Instructions for the task:
Select, from the material below, each line with "Countries" in it.

________________________________________

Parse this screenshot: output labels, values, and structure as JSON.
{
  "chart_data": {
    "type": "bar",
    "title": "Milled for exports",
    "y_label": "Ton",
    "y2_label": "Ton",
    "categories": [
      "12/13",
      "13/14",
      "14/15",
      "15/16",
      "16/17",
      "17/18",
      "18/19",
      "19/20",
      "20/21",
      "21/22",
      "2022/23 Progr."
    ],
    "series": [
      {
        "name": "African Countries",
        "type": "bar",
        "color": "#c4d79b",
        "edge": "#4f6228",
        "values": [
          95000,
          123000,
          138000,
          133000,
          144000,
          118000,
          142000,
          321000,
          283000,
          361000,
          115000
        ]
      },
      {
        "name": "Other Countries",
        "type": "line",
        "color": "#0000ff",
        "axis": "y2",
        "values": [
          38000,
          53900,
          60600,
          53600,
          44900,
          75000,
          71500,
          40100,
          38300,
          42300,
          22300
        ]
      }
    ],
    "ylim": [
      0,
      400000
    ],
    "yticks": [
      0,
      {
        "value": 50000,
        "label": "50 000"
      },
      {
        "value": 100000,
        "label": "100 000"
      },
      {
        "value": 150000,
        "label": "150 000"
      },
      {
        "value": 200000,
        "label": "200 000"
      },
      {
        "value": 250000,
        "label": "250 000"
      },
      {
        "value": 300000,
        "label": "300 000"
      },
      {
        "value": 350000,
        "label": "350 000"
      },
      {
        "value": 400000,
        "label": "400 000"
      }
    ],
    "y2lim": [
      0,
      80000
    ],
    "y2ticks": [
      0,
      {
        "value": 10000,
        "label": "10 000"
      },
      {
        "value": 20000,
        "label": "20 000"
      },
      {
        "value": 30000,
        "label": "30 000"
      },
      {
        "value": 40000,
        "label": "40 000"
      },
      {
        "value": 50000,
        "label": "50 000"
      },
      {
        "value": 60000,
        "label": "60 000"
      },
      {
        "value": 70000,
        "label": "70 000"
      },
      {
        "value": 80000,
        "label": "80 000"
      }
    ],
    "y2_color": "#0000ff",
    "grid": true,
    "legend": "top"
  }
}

________________________________________

Output of the task:
        "name": "African Countries",
        "name": "Other Countries",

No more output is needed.